Answer these questions from the text on Katie Moussouris:
1. In what month and year did Moussouris found Luta Security?
2. At which law school did she found the lab named after her mother?
3. Which publication featured her in 2018 among "America's Top 50 Women In Tech"?

TEXT BLOCK:
※
Moussouris followed up the Pentagon program with "Hack the Air Force". HackerOne and Luta Security are partnering to deliver up to 20 bug bounty challenges over three years to the Defense Department.

===Luta Security===
In April 2016, Moussouris founded Luta Security, a consultancy to help organizations and governments work collaboratively with hackers through bug bounty programs.

===New America fellow===
Between 2015 and 2017, Katie Moussouris served as a Cybersecurity Fellow at New America, a U.S.-based think tank.

===Wassenaar Arrangement amendment===
In 2013, the Wassenaar Arrangement on Export Controls for Conventional Arms and Dual-Use Goods and Technologies was amended to include "intrusion software". Moussouris wrote an op-ed in Wired criticizing the move as harmful to the vulnerability disclosure industry due to the overly-broad definition and encouraged security experts to write in to help regulators understand how to make the right changes. She was invited as a technical expert to directly assist in the US Wassenaar Arrangement negotiations, and helped rewrite the amendment to adopt end-use decontrol exemptions based on the intent of the user.

===Exploit labor market research===
Moussouris was a visiting scholar at the MIT Sloan School of Management and affiliate researcher at the Harvard Belfer Center for Science and International Affairs, where she conducted economic research on the labor market for security bugs. She coauthored a book chapter on the first system dynamics model of the vulnerability economy and exploit market, published by MIT Press in 2017.

=== Congressional testimony ===
In 2018, Moussouris testified in front of the U.S. Senate Subcommittee on Consumer Protection, Product Safety, Insurance, and Data Security about security research for defensive purposes.

In 2021, Moussouris testified in front of the U.S. House Committee on Science, Space, & Technology about improving the cybersecurity of software supply chains.

=== Anuncia Donecia Songsong Manglona Lab for Gender and Economic Equity ===
In 2021, Moussouris donated $1 million to found the Anuncia Donecia Songsong Manglona Lab for Gender and Economic Equity, at Penn State Law, named after her mother. The “Manglona Lab” will start with a gender equity litigation clinic intended to address workplace financial discrimination while promoting economic equity under the law.

== Awards ==
In 2014, SC Magazine named Moussouris to its "Women in IT Security" list. She was also named as one of "10 Women in Information Security That Everyone Should Know," and the "One To Watch" among the 2011 Women of Influence awards. In 2018 she was featured among "America's Top 50 Women In Tech" by Forbes.

== Presentations ==
- "Night of the Living ISO Draft on Vulnerability Disclosure"
- "The Wolves of Vuln Street: The 1st Dynamic Systems Model of the 0day Market"
- "Panel: How the Wassenaar Arrangement's Export Control of "Intrusion Software" Affects the Security Industry"
- "Swinging From the Cyberlier: How to Hack Like Tomorrow Doesn't Exist Without Flying Sideways of Regulations"
※
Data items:
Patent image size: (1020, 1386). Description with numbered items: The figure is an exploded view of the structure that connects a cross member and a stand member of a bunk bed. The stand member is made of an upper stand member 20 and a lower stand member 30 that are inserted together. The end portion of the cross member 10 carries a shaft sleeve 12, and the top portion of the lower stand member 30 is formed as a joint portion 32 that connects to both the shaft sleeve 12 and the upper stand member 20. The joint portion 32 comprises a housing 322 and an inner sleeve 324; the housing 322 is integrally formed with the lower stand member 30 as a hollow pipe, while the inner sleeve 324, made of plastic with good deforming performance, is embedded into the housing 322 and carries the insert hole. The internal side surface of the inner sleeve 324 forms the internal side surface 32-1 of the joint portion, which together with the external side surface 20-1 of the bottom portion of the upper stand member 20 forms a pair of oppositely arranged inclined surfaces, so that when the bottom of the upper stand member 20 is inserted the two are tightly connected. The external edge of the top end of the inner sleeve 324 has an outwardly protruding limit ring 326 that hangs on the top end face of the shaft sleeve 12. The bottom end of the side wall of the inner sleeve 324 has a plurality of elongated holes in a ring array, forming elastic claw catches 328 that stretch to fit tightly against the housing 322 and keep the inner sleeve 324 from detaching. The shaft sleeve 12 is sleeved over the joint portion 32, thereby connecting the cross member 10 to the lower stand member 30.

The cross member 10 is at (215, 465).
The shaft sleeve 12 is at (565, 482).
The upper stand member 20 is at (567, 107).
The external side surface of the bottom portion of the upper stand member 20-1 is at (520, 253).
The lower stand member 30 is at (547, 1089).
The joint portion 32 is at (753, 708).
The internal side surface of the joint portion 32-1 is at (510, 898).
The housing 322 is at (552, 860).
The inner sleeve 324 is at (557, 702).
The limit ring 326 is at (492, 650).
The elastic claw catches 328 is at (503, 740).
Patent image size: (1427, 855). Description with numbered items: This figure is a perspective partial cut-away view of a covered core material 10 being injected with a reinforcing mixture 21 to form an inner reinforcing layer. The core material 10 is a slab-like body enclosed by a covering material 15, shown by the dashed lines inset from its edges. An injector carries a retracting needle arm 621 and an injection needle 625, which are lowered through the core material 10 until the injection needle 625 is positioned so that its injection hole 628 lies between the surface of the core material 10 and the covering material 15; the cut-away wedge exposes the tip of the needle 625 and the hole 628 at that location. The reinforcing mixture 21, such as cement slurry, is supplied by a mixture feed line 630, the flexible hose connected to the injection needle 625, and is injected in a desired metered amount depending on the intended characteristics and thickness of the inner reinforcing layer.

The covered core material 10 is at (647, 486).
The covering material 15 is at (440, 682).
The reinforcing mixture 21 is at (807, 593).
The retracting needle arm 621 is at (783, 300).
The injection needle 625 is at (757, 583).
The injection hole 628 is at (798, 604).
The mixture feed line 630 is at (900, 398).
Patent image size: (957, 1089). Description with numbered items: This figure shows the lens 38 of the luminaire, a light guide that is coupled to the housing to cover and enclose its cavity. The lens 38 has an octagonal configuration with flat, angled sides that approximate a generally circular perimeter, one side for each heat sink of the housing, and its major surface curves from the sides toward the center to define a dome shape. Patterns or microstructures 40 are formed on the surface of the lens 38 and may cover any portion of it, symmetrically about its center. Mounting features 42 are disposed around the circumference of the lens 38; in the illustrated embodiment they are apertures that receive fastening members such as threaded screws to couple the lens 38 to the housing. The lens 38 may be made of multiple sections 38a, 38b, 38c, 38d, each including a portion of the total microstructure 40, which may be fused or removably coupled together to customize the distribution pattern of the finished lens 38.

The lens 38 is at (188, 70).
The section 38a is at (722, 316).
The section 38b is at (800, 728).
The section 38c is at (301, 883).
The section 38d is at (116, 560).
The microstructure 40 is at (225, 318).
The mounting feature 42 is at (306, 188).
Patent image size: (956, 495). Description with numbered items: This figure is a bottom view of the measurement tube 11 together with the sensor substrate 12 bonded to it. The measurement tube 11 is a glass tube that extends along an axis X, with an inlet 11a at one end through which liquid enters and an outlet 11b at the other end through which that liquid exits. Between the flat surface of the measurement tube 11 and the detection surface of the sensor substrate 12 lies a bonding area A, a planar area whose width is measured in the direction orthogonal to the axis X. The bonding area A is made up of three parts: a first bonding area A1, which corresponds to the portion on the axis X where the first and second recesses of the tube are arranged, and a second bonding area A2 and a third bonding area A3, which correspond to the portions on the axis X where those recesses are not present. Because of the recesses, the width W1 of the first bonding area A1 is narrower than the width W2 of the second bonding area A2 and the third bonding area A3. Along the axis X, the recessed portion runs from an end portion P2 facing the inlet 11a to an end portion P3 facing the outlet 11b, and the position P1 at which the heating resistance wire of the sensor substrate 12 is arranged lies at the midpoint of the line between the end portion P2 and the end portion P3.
※
FINAL ANSWER:
1. April 2016
2. Penn State Law
3. Forbes